Exercise inputs:
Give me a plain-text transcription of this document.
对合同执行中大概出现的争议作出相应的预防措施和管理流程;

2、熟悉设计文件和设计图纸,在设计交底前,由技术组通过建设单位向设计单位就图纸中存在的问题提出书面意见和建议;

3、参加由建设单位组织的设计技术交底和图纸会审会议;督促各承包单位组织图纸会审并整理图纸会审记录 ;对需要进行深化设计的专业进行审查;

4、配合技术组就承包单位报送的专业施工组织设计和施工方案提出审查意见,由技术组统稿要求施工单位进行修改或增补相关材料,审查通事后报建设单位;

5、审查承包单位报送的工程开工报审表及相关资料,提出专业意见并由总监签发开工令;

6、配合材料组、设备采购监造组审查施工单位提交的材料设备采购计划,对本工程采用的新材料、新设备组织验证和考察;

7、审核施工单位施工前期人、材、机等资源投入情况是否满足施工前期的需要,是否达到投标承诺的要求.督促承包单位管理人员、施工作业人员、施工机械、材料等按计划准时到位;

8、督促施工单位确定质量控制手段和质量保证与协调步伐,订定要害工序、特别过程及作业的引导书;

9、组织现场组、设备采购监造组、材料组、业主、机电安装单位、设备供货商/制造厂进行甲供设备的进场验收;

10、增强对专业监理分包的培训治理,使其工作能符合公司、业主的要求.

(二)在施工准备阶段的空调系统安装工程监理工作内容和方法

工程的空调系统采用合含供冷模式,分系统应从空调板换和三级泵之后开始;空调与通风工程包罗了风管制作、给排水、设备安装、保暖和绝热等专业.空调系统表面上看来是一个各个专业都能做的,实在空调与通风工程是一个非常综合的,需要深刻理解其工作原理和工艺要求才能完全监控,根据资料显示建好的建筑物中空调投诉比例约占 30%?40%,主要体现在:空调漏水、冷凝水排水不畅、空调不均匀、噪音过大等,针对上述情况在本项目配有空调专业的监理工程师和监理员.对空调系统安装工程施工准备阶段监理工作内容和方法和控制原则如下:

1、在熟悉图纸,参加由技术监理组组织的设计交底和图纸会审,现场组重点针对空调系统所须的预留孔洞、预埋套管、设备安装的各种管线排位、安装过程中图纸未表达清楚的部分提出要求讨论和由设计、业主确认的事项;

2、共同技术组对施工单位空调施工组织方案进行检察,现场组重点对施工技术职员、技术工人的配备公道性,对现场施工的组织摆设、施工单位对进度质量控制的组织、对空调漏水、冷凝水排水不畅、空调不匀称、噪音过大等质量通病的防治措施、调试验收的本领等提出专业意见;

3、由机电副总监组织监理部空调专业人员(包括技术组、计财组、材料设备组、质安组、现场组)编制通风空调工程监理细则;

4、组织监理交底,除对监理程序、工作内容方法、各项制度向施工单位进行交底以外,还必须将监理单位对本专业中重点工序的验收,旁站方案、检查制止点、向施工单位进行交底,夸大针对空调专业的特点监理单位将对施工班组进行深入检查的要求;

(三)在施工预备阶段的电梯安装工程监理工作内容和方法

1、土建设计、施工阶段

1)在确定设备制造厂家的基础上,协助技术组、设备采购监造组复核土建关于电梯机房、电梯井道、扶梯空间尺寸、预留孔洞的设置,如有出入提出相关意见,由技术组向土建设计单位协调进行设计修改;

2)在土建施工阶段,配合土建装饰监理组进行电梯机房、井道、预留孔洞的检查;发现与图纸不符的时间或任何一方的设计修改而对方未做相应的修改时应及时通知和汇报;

Your instructions: Find each line holding the string "冷凝水排水不畅" and copy it out.

Reply to the task:
工程的空调系统采用合含供冷模式,分系统应从空调板换和三级泵之后开始;空调与通风工程包罗了风管制作、给排水、设备安装、保暖和绝热等专业.空调系统表面上看来是一个各个专业都能做的,实在空调与通风工程是一个非常综合的,需要深刻理解其工作原理和工艺要求才能完全监控,根据资料显示建好的建筑物中空调投诉比例约占 30%?40%,主要体现在:空调漏水、冷凝水排水不畅、空调不均匀、噪音过大等,针对上述情况在本项目配有空调专业的监理工程师和监理员.对空调系统安装工程施工准备阶段监理工作内容和方法和控制原则如下:
2、共同技术组对施工单位空调施工组织方案进行检察,现场组重点对施工技术职员、技术工人的配备公道性,对现场施工的组织摆设、施工单位对进度质量控制的组织、对空调漏水、冷凝水排水不畅、空调不匀称、噪音过大等质量通病的防治措施、调试验收的本领等提出专业意见;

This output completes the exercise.